DATA LINES
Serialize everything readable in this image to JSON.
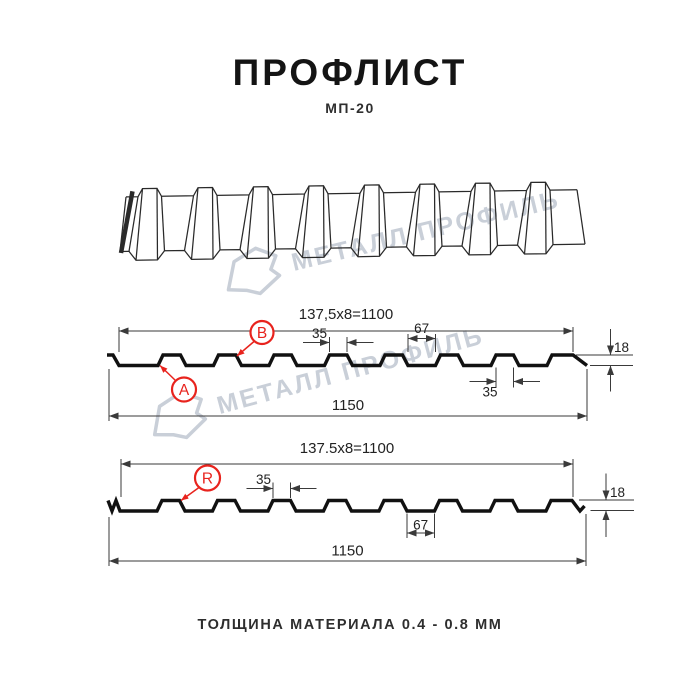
{
  "title": "ПРОФЛИСТ",
  "subtitle": "МП-20",
  "footer": "ТОЛЩИНА МАТЕРИАЛА 0.4 - 0.8 ММ",
  "watermark": {
    "text": "МЕТАЛЛ ПРОФИЛЬ",
    "logo_icon": "metall-profil-logo",
    "color": "#c9cfd8"
  },
  "colors": {
    "ink": "#111111",
    "dimension_lines": "#3a3a3a",
    "accent_red": "#e8231d",
    "watermark": "#c9cfd8"
  },
  "section1": {
    "dim_pitch": "137,5x8=1100",
    "dim_rib_top": "35",
    "dim_valley": "67",
    "dim_height": "18",
    "dim_rib_bottom": "35",
    "dim_overall": "1150",
    "label_a": "A",
    "label_b": "B"
  },
  "section2": {
    "dim_pitch": "137.5x8=1100",
    "dim_rib_top": "35",
    "dim_valley": "67",
    "dim_height": "18",
    "dim_overall": "1150",
    "label_r": "R"
  }
}
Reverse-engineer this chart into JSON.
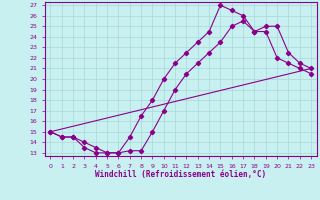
{
  "xlabel": "Windchill (Refroidissement éolien,°C)",
  "bg_color": "#c8f0f0",
  "grid_color": "#a8d8d8",
  "line_color": "#8b008b",
  "xlim": [
    -0.5,
    23.5
  ],
  "ylim": [
    12.7,
    27.3
  ],
  "yticks": [
    13,
    14,
    15,
    16,
    17,
    18,
    19,
    20,
    21,
    22,
    23,
    24,
    25,
    26,
    27
  ],
  "xticks": [
    0,
    1,
    2,
    3,
    4,
    5,
    6,
    7,
    8,
    9,
    10,
    11,
    12,
    13,
    14,
    15,
    16,
    17,
    18,
    19,
    20,
    21,
    22,
    23
  ],
  "line1_x": [
    0,
    1,
    2,
    3,
    4,
    5,
    6,
    7,
    8,
    9,
    10,
    11,
    12,
    13,
    14,
    15,
    16,
    17,
    18,
    19,
    20,
    21,
    22,
    23
  ],
  "line1_y": [
    15.0,
    14.5,
    14.5,
    14.0,
    13.5,
    13.0,
    13.0,
    13.2,
    13.2,
    15.0,
    17.0,
    19.0,
    20.5,
    21.5,
    22.5,
    23.5,
    25.0,
    25.5,
    24.5,
    25.0,
    25.0,
    22.5,
    21.5,
    21.0
  ],
  "line2_x": [
    0,
    1,
    2,
    3,
    4,
    5,
    6,
    7,
    8,
    9,
    10,
    11,
    12,
    13,
    14,
    15,
    16,
    17,
    18,
    19,
    20,
    21,
    22,
    23
  ],
  "line2_y": [
    15.0,
    14.5,
    14.5,
    13.5,
    13.0,
    13.0,
    13.0,
    14.5,
    16.5,
    18.0,
    20.0,
    21.5,
    22.5,
    23.5,
    24.5,
    27.0,
    26.5,
    26.0,
    24.5,
    24.5,
    22.0,
    21.5,
    21.0,
    20.5
  ],
  "line3_x": [
    0,
    23
  ],
  "line3_y": [
    15.0,
    21.0
  ]
}
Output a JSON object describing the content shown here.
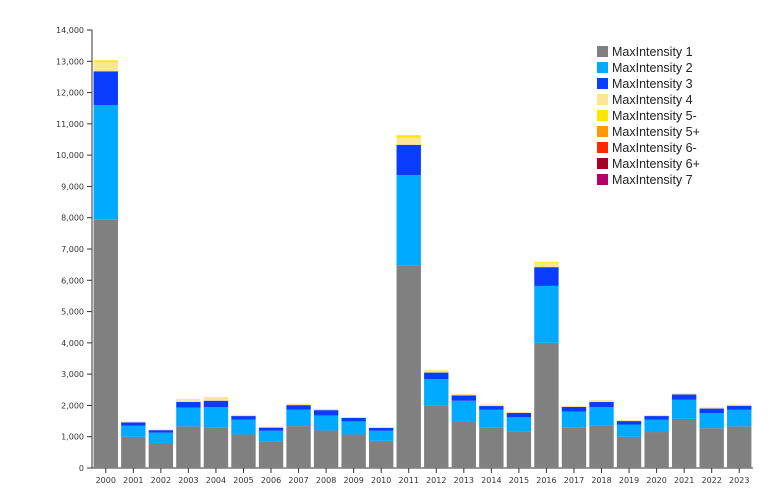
{
  "chart_data": {
    "type": "bar",
    "stacked": true,
    "title": "",
    "xlabel": "",
    "ylabel": "",
    "ylim": [
      0,
      14000
    ],
    "yticks": [
      0,
      1000,
      2000,
      3000,
      4000,
      5000,
      6000,
      7000,
      8000,
      9000,
      10000,
      11000,
      12000,
      13000,
      14000
    ],
    "ytick_labels": [
      "0",
      "1,000",
      "2,000",
      "3,000",
      "4,000",
      "5,000",
      "6,000",
      "7,000",
      "8,000",
      "9,000",
      "10,000",
      "11,000",
      "12,000",
      "13,000",
      "14,000"
    ],
    "grid": false,
    "legend_position": "top-right",
    "categories": [
      "2000",
      "2001",
      "2002",
      "2003",
      "2004",
      "2005",
      "2006",
      "2007",
      "2008",
      "2009",
      "2010",
      "2011",
      "2012",
      "2013",
      "2014",
      "2015",
      "2016",
      "2017",
      "2018",
      "2019",
      "2020",
      "2021",
      "2022",
      "2023"
    ],
    "series": [
      {
        "name": "MaxIntensity 1",
        "color": "#808080",
        "values": [
          7950,
          1000,
          800,
          1330,
          1300,
          1070,
          850,
          1340,
          1200,
          1070,
          870,
          6480,
          2010,
          1500,
          1300,
          1170,
          4000,
          1300,
          1370,
          1000,
          1150,
          1570,
          1270,
          1330
        ]
      },
      {
        "name": "MaxIntensity 2",
        "color": "#00aaff",
        "values": [
          3650,
          350,
          330,
          600,
          650,
          480,
          340,
          530,
          480,
          420,
          320,
          2880,
          830,
          650,
          560,
          450,
          1820,
          500,
          580,
          390,
          400,
          610,
          480,
          530
        ]
      },
      {
        "name": "MaxIntensity 3",
        "color": "#0a3cff",
        "values": [
          1080,
          110,
          80,
          180,
          200,
          110,
          100,
          140,
          170,
          110,
          90,
          970,
          210,
          170,
          120,
          140,
          600,
          150,
          160,
          110,
          110,
          170,
          150,
          130
        ]
      },
      {
        "name": "MaxIntensity 4",
        "color": "#fae696",
        "values": [
          290,
          30,
          20,
          80,
          90,
          40,
          30,
          50,
          40,
          30,
          30,
          230,
          70,
          50,
          50,
          40,
          140,
          40,
          60,
          30,
          30,
          40,
          40,
          40
        ]
      },
      {
        "name": "MaxIntensity 5-",
        "color": "#ffe600",
        "values": [
          60,
          0,
          0,
          10,
          20,
          0,
          0,
          0,
          0,
          0,
          0,
          60,
          10,
          0,
          0,
          0,
          30,
          0,
          0,
          0,
          0,
          0,
          0,
          0
        ]
      },
      {
        "name": "MaxIntensity 5+",
        "color": "#ff9900",
        "values": [
          0,
          0,
          0,
          0,
          0,
          0,
          0,
          0,
          0,
          0,
          0,
          10,
          0,
          0,
          0,
          0,
          0,
          0,
          0,
          0,
          0,
          0,
          0,
          0
        ]
      },
      {
        "name": "MaxIntensity 6-",
        "color": "#ff2800",
        "values": [
          0,
          0,
          0,
          0,
          0,
          0,
          0,
          0,
          0,
          0,
          0,
          0,
          0,
          0,
          0,
          0,
          0,
          0,
          0,
          0,
          0,
          0,
          0,
          0
        ]
      },
      {
        "name": "MaxIntensity 6+",
        "color": "#a50021",
        "values": [
          0,
          0,
          0,
          0,
          0,
          0,
          0,
          0,
          0,
          0,
          0,
          0,
          0,
          0,
          0,
          0,
          0,
          0,
          0,
          0,
          0,
          0,
          0,
          0
        ]
      },
      {
        "name": "MaxIntensity 7",
        "color": "#b40068",
        "values": [
          0,
          0,
          0,
          0,
          0,
          0,
          0,
          0,
          0,
          0,
          0,
          0,
          0,
          0,
          0,
          0,
          0,
          0,
          0,
          0,
          0,
          0,
          0,
          0
        ]
      }
    ]
  }
}
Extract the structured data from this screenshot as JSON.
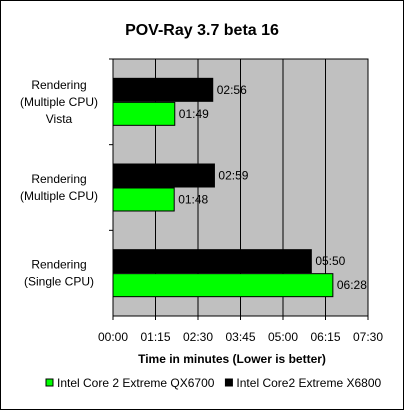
{
  "chart_data": {
    "type": "bar",
    "orientation": "horizontal",
    "title": "POV-Ray 3.7 beta 16",
    "xlabel": "Time in minutes (Lower is better)",
    "ylabel": "",
    "categories": [
      [
        "Rendering",
        "(Multiple CPU)",
        "Vista"
      ],
      [
        "Rendering",
        "(Multiple CPU)"
      ],
      [
        "Rendering",
        "(Single CPU)"
      ]
    ],
    "xlim": [
      0,
      450
    ],
    "x_ticks": [
      0,
      75,
      150,
      225,
      300,
      375,
      450
    ],
    "x_tick_labels": [
      "00:00",
      "01:15",
      "02:30",
      "03:45",
      "05:00",
      "06:15",
      "07:30"
    ],
    "series": [
      {
        "name": "Intel Core2 Extreme X6800",
        "color": "#000000",
        "values": [
          176,
          179,
          350
        ],
        "labels": [
          "02:56",
          "02:59",
          "05:50"
        ]
      },
      {
        "name": "Intel Core 2 Extreme QX6700",
        "color": "#00ff00",
        "values": [
          109,
          108,
          388
        ],
        "labels": [
          "01:49",
          "01:48",
          "06:28"
        ]
      }
    ],
    "legend": {
      "position": "bottom",
      "order": [
        "Intel Core 2 Extreme QX6700",
        "Intel Core2 Extreme X6800"
      ]
    },
    "grid": "vertical",
    "plot_background": "#c0c0c0"
  }
}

REQUIRED WORK
Pick out all lines containing the string "xlabel".

EXERCISE SOLUTION
  "xlabel": "Windchill (Refroidissement éolien,°C)",
    "xlabel": "",
    "xlabel": "Time in minutes (Lower is better)",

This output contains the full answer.